--- Start of DATA TO PROCESS ---

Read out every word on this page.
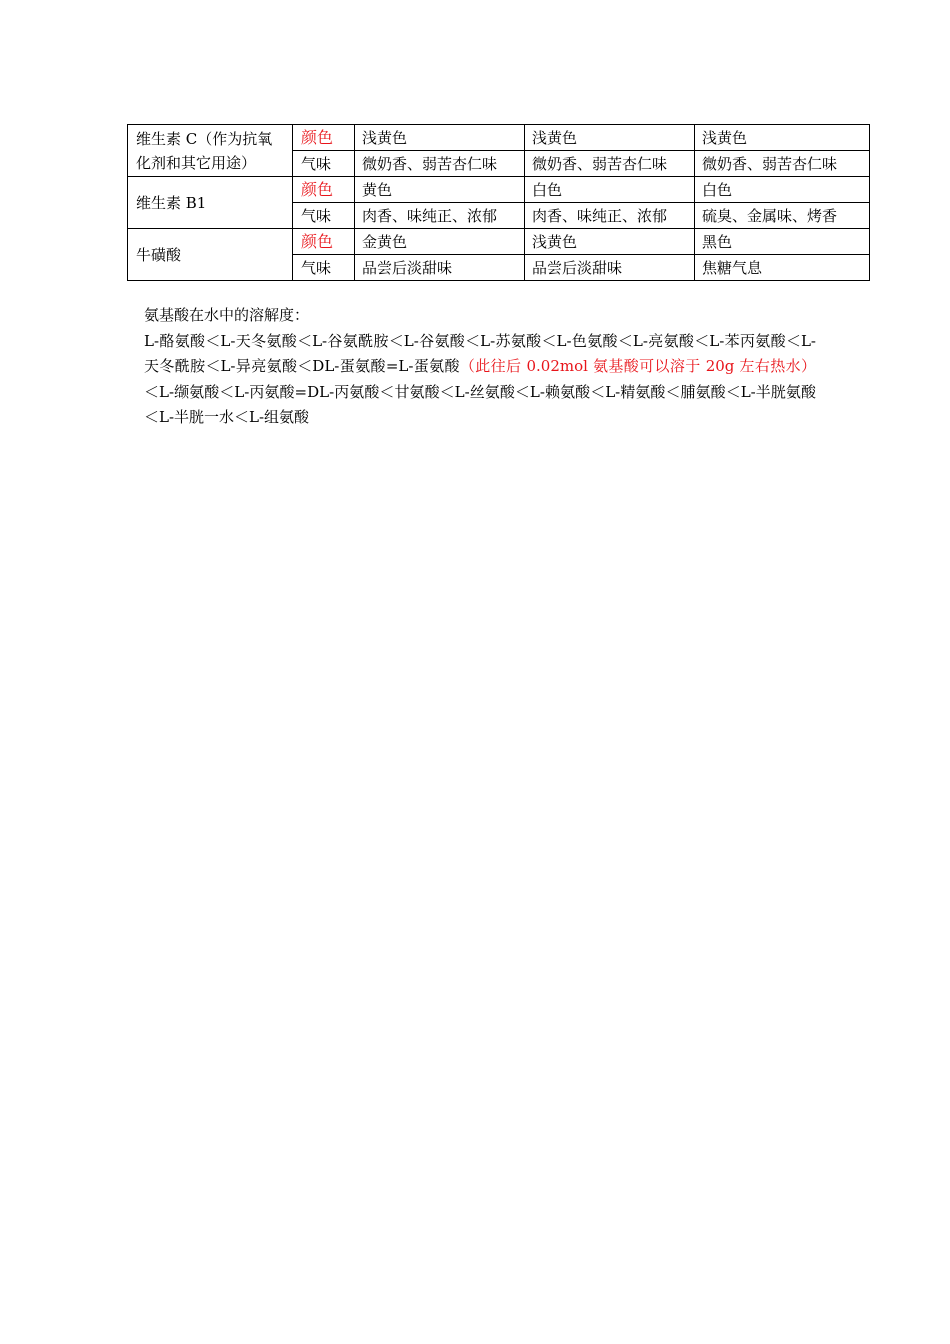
维生素 C（作为抗氧化剂和其它用途）	颜色	浅黄色	浅黄色	浅黄色
	气味	微奶香、弱苦杏仁味	微奶香、弱苦杏仁味	微奶香、弱苦杏仁味
维生素 B1	颜色	黄色	白色	白色
	气味	肉香、味纯正、浓郁	肉香、味纯正、浓郁	硫臭、金属味、烤香
牛磺酸	颜色	金黄色	浅黄色	黑色
	气味	品尝后淡甜味	品尝后淡甜味	焦糖气息

氨基酸在水中的溶解度：

L-酪氨酸＜L-天冬氨酸＜L-谷氨酰胺＜L-谷氨酸＜L-苏氨酸＜L-色氨酸＜L-亮氨酸＜L-苯丙氨酸＜L-天冬酰胺＜L-异亮氨酸＜DL-蛋氨酸=L-蛋氨酸（此往后 0.02mol 氨基酸可以溶于 20g 左右热水）＜L-缬氨酸＜L-丙氨酸=DL-丙氨酸＜甘氨酸＜L-丝氨酸＜L-赖氨酸＜L-精氨酸＜脯氨酸＜L-半胱氨酸＜L-半胱一水＜L-组氨酸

--- End of DATA TO PROCESS ---

**TASK INSTRUCTIONS**
Omit any images, then output the listing exactly.

**TASK SOLUTION**
Read out every word on this page.
维生素 C（作为抗氧化剂和其它用途）	颜色	浅黄色	浅黄色	浅黄色
	气味	微奶香、弱苦杏仁味	微奶香、弱苦杏仁味	微奶香、弱苦杏仁味
维生素 B1	颜色	黄色	白色	白色
	气味	肉香、味纯正、浓郁	肉香、味纯正、浓郁	硫臭、金属味、烤香
牛磺酸	颜色	金黄色	浅黄色	黑色
	气味	品尝后淡甜味	品尝后淡甜味	焦糖气息

氨基酸在水中的溶解度：

L-酪氨酸＜L-天冬氨酸＜L-谷氨酰胺＜L-谷氨酸＜L-苏氨酸＜L-色氨酸＜L-亮氨酸＜L-苯丙氨酸＜L-天冬酰胺＜L-异亮氨酸＜DL-蛋氨酸=L-蛋氨酸（此往后 0.02mol 氨基酸可以溶于 20g 左右热水）＜L-缬氨酸＜L-丙氨酸=DL-丙氨酸＜甘氨酸＜L-丝氨酸＜L-赖氨酸＜L-精氨酸＜脯氨酸＜L-半胱氨酸＜L-半胱一水＜L-组氨酸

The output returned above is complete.